= AIM =
Retype each line of the material exactly, please, skipping any picture in it.

[start]

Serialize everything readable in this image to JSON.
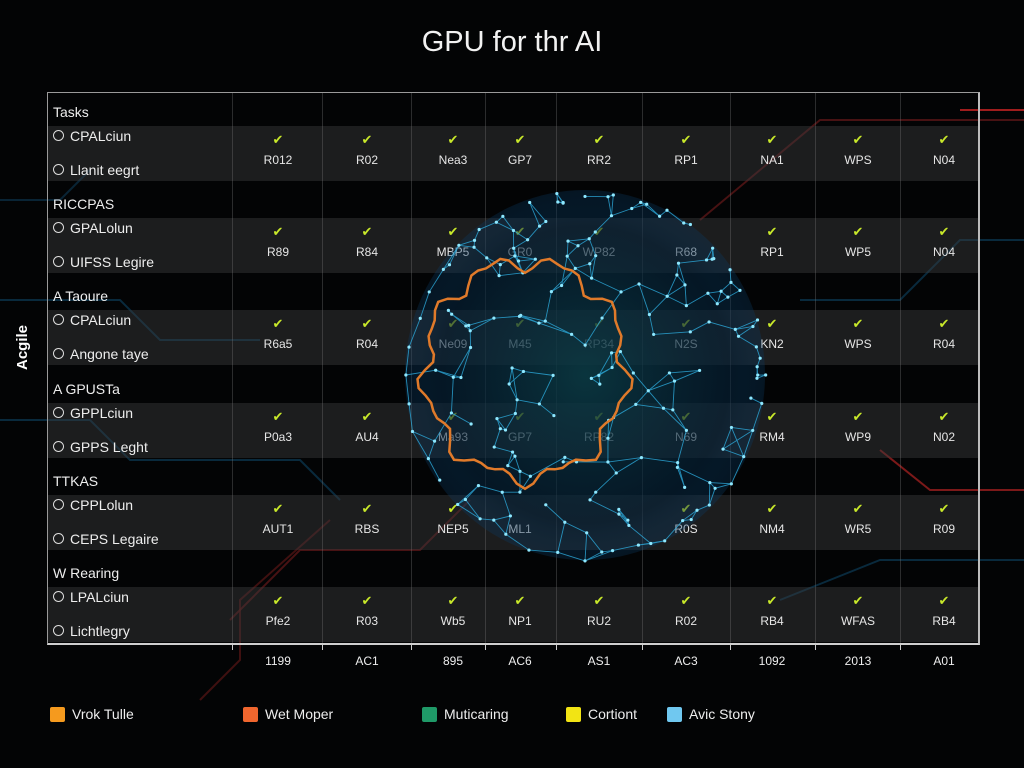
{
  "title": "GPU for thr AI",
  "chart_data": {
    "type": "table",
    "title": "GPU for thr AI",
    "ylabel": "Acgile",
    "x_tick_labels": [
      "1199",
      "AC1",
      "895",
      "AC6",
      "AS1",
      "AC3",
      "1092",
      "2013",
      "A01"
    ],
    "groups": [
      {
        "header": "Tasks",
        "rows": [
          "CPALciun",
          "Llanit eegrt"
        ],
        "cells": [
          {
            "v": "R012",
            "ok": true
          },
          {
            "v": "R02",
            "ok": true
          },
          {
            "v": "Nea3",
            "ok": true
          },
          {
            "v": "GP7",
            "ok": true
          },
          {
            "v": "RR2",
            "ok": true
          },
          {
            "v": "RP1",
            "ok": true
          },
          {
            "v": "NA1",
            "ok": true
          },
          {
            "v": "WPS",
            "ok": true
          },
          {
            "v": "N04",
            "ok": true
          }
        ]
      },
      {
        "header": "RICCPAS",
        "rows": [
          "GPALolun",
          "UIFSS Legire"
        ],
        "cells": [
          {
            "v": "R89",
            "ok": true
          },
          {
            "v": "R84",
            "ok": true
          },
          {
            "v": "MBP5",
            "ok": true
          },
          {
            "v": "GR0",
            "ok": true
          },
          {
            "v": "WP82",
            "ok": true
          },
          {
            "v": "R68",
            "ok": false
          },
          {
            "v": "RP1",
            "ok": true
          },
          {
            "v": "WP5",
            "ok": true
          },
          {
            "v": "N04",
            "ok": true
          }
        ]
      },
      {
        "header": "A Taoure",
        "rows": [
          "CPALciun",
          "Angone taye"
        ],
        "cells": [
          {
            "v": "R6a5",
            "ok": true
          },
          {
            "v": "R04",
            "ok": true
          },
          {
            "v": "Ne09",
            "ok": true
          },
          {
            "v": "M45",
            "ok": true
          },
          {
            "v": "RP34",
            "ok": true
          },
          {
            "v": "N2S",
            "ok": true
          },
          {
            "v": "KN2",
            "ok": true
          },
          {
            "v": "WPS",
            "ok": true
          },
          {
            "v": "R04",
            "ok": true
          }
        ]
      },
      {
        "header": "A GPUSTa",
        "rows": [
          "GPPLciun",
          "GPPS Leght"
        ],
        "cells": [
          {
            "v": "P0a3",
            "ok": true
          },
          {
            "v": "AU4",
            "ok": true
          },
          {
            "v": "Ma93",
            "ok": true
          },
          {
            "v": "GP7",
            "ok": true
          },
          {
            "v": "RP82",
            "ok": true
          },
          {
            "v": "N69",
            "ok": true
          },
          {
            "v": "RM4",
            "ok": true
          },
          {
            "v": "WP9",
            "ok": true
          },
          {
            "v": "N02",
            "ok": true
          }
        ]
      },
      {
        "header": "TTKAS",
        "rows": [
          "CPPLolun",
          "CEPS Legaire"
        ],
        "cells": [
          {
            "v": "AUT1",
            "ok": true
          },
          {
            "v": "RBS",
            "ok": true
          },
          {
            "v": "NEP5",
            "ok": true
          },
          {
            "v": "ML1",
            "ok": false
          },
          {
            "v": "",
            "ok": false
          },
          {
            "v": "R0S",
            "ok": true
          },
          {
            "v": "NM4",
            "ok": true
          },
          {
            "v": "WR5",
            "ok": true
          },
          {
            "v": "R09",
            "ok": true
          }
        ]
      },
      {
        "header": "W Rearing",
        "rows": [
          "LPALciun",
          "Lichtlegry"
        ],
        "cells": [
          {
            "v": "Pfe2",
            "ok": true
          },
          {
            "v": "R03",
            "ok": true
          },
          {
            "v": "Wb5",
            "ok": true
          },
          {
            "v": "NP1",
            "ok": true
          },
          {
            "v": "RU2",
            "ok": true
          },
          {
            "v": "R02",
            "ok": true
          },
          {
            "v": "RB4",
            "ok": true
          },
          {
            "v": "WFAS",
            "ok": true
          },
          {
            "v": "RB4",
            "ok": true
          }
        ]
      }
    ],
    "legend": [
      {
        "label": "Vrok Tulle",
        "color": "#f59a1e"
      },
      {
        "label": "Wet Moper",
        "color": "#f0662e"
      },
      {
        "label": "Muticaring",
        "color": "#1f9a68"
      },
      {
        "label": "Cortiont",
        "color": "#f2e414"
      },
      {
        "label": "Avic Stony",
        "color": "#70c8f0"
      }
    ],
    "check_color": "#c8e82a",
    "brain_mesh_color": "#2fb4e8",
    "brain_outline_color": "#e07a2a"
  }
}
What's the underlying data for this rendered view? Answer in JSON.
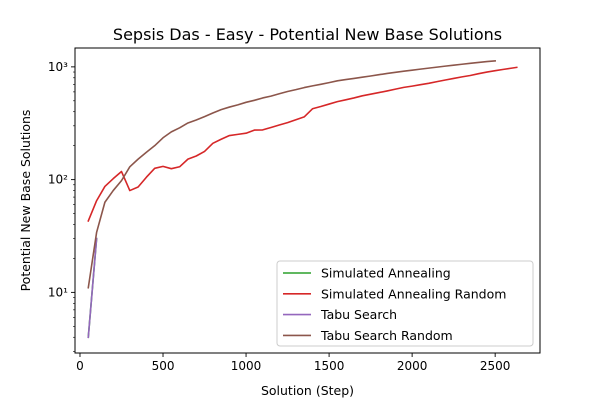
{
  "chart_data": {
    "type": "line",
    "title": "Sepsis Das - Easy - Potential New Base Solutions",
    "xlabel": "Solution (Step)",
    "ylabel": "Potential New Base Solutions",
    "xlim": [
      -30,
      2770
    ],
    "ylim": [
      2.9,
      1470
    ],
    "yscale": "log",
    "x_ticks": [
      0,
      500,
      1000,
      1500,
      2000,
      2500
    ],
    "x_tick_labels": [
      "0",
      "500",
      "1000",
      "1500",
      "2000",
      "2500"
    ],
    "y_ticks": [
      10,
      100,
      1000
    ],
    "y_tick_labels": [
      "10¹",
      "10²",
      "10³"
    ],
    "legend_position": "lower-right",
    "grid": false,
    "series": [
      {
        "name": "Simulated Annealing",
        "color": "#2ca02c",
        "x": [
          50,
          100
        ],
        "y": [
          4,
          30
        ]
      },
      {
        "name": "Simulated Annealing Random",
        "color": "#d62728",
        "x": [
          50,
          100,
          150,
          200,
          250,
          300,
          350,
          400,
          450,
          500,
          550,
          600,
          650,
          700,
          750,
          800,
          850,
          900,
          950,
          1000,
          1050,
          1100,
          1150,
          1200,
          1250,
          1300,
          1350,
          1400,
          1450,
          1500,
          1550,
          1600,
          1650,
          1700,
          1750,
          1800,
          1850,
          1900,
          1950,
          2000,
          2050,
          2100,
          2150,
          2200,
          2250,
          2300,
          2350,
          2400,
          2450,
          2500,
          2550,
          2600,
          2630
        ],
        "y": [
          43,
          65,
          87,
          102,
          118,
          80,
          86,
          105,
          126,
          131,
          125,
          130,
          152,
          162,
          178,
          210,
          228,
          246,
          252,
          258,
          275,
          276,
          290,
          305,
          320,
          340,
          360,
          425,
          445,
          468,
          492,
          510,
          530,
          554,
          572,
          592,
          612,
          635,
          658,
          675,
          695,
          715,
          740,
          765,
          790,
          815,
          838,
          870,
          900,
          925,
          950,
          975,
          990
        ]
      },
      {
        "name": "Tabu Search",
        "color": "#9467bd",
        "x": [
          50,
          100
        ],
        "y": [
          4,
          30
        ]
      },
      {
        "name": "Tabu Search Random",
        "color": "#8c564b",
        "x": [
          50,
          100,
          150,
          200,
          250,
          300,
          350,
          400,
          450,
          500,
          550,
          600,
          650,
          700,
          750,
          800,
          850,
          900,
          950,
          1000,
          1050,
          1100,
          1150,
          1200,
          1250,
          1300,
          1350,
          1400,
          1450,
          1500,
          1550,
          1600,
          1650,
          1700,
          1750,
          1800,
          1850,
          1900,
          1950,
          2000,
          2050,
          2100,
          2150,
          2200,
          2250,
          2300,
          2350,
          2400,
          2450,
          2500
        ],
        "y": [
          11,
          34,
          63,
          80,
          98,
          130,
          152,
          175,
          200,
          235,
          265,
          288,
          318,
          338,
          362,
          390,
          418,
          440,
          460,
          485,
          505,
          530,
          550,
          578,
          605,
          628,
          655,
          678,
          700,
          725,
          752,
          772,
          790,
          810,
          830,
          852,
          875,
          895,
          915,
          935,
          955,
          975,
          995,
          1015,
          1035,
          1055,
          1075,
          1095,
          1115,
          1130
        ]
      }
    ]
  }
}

[end]

= RESULT FOR THIS EXERCISE =
Serialize everything readable in this image to JSON.
{
  "title": "GPU for thr AI",
  "chart_data": {
    "type": "table",
    "title": "GPU for thr AI",
    "ylabel": "Acgile",
    "x_tick_labels": [
      "1199",
      "AC1",
      "895",
      "AC6",
      "AS1",
      "AC3",
      "1092",
      "2013",
      "A01"
    ],
    "groups": [
      {
        "header": "Tasks",
        "rows": [
          "CPALciun",
          "Llanit eegrt"
        ],
        "cells": [
          {
            "v": "R012",
            "ok": true
          },
          {
            "v": "R02",
            "ok": true
          },
          {
            "v": "Nea3",
            "ok": true
          },
          {
            "v": "GP7",
            "ok": true
          },
          {
            "v": "RR2",
            "ok": true
          },
          {
            "v": "RP1",
            "ok": true
          },
          {
            "v": "NA1",
            "ok": true
          },
          {
            "v": "WPS",
            "ok": true
          },
          {
            "v": "N04",
            "ok": true
          }
        ]
      },
      {
        "header": "RICCPAS",
        "rows": [
          "GPALolun",
          "UIFSS Legire"
        ],
        "cells": [
          {
            "v": "R89",
            "ok": true
          },
          {
            "v": "R84",
            "ok": true
          },
          {
            "v": "MBP5",
            "ok": true
          },
          {
            "v": "GR0",
            "ok": true
          },
          {
            "v": "WP82",
            "ok": true
          },
          {
            "v": "R68",
            "ok": false
          },
          {
            "v": "RP1",
            "ok": true
          },
          {
            "v": "WP5",
            "ok": true
          },
          {
            "v": "N04",
            "ok": true
          }
        ]
      },
      {
        "header": "A Taoure",
        "rows": [
          "CPALciun",
          "Angone taye"
        ],
        "cells": [
          {
            "v": "R6a5",
            "ok": true
          },
          {
            "v": "R04",
            "ok": true
          },
          {
            "v": "Ne09",
            "ok": true
          },
          {
            "v": "M45",
            "ok": true
          },
          {
            "v": "RP34",
            "ok": true
          },
          {
            "v": "N2S",
            "ok": true
          },
          {
            "v": "KN2",
            "ok": true
          },
          {
            "v": "WPS",
            "ok": true
          },
          {
            "v": "R04",
            "ok": true
          }
        ]
      },
      {
        "header": "A GPUSTa",
        "rows": [
          "GPPLciun",
          "GPPS Leght"
        ],
        "cells": [
          {
            "v": "P0a3",
            "ok": true
          },
          {
            "v": "AU4",
            "ok": true
          },
          {
            "v": "Ma93",
            "ok": true
          },
          {
            "v": "GP7",
            "ok": true
          },
          {
            "v": "RP82",
            "ok": true
          },
          {
            "v": "N69",
            "ok": true
          },
          {
            "v": "RM4",
            "ok": true
          },
          {
            "v": "WP9",
            "ok": true
          },
          {
            "v": "N02",
            "ok": true
          }
        ]
      },
      {
        "header": "TTKAS",
        "rows": [
          "CPPLolun",
          "CEPS Legaire"
        ],
        "cells": [
          {
            "v": "AUT1",
            "ok": true
          },
          {
            "v": "RBS",
            "ok": true
          },
          {
            "v": "NEP5",
            "ok": true
          },
          {
            "v": "ML1",
            "ok": false
          },
          {
            "v": "",
            "ok": false
          },
          {
            "v": "R0S",
            "ok": true
          },
          {
            "v": "NM4",
            "ok": true
          },
          {
            "v": "WR5",
            "ok": true
          },
          {
            "v": "R09",
            "ok": true
          }
        ]
      },
      {
        "header": "W Rearing",
        "rows": [
          "LPALciun",
          "Lichtlegry"
        ],
        "cells": [
          {
            "v": "Pfe2",
            "ok": true
          },
          {
            "v": "R03",
            "ok": true
          },
          {
            "v": "Wb5",
            "ok": true
          },
          {
            "v": "NP1",
            "ok": true
          },
          {
            "v": "RU2",
            "ok": true
          },
          {
            "v": "R02",
            "ok": true
          },
          {
            "v": "RB4",
            "ok": true
          },
          {
            "v": "WFAS",
            "ok": true
          },
          {
            "v": "RB4",
            "ok": true
          }
        ]
      }
    ],
    "legend": [
      {
        "label": "Vrok Tulle",
        "color": "#f59a1e"
      },
      {
        "label": "Wet Moper",
        "color": "#f0662e"
      },
      {
        "label": "Muticaring",
        "color": "#1f9a68"
      },
      {
        "label": "Cortiont",
        "color": "#f2e414"
      },
      {
        "label": "Avic Stony",
        "color": "#70c8f0"
      }
    ],
    "check_color": "#c8e82a",
    "brain_mesh_color": "#2fb4e8",
    "brain_outline_color": "#e07a2a"
  }
}
What's the underlying data for this rendered view? Answer in JSON.
{
  "chart_data": {
    "type": "line",
    "title": "Sepsis Das - Easy - Potential New Base Solutions",
    "xlabel": "Solution (Step)",
    "ylabel": "Potential New Base Solutions",
    "xlim": [
      -30,
      2770
    ],
    "ylim": [
      2.9,
      1470
    ],
    "yscale": "log",
    "x_ticks": [
      0,
      500,
      1000,
      1500,
      2000,
      2500
    ],
    "x_tick_labels": [
      "0",
      "500",
      "1000",
      "1500",
      "2000",
      "2500"
    ],
    "y_ticks": [
      10,
      100,
      1000
    ],
    "y_tick_labels": [
      "10¹",
      "10²",
      "10³"
    ],
    "legend_position": "lower-right",
    "grid": false,
    "series": [
      {
        "name": "Simulated Annealing",
        "color": "#2ca02c",
        "x": [
          50,
          100
        ],
        "y": [
          4,
          30
        ]
      },
      {
        "name": "Simulated Annealing Random",
        "color": "#d62728",
        "x": [
          50,
          100,
          150,
          200,
          250,
          300,
          350,
          400,
          450,
          500,
          550,
          600,
          650,
          700,
          750,
          800,
          850,
          900,
          950,
          1000,
          1050,
          1100,
          1150,
          1200,
          1250,
          1300,
          1350,
          1400,
          1450,
          1500,
          1550,
          1600,
          1650,
          1700,
          1750,
          1800,
          1850,
          1900,
          1950,
          2000,
          2050,
          2100,
          2150,
          2200,
          2250,
          2300,
          2350,
          2400,
          2450,
          2500,
          2550,
          2600,
          2630
        ],
        "y": [
          43,
          65,
          87,
          102,
          118,
          80,
          86,
          105,
          126,
          131,
          125,
          130,
          152,
          162,
          178,
          210,
          228,
          246,
          252,
          258,
          275,
          276,
          290,
          305,
          320,
          340,
          360,
          425,
          445,
          468,
          492,
          510,
          530,
          554,
          572,
          592,
          612,
          635,
          658,
          675,
          695,
          715,
          740,
          765,
          790,
          815,
          838,
          870,
          900,
          925,
          950,
          975,
          990
        ]
      },
      {
        "name": "Tabu Search",
        "color": "#9467bd",
        "x": [
          50,
          100
        ],
        "y": [
          4,
          30
        ]
      },
      {
        "name": "Tabu Search Random",
        "color": "#8c564b",
        "x": [
          50,
          100,
          150,
          200,
          250,
          300,
          350,
          400,
          450,
          500,
          550,
          600,
          650,
          700,
          750,
          800,
          850,
          900,
          950,
          1000,
          1050,
          1100,
          1150,
          1200,
          1250,
          1300,
          1350,
          1400,
          1450,
          1500,
          1550,
          1600,
          1650,
          1700,
          1750,
          1800,
          1850,
          1900,
          1950,
          2000,
          2050,
          2100,
          2150,
          2200,
          2250,
          2300,
          2350,
          2400,
          2450,
          2500
        ],
        "y": [
          11,
          34,
          63,
          80,
          98,
          130,
          152,
          175,
          200,
          235,
          265,
          288,
          318,
          338,
          362,
          390,
          418,
          440,
          460,
          485,
          505,
          530,
          550,
          578,
          605,
          628,
          655,
          678,
          700,
          725,
          752,
          772,
          790,
          810,
          830,
          852,
          875,
          895,
          915,
          935,
          955,
          975,
          995,
          1015,
          1035,
          1055,
          1075,
          1095,
          1115,
          1130
        ]
      }
    ]
  }
}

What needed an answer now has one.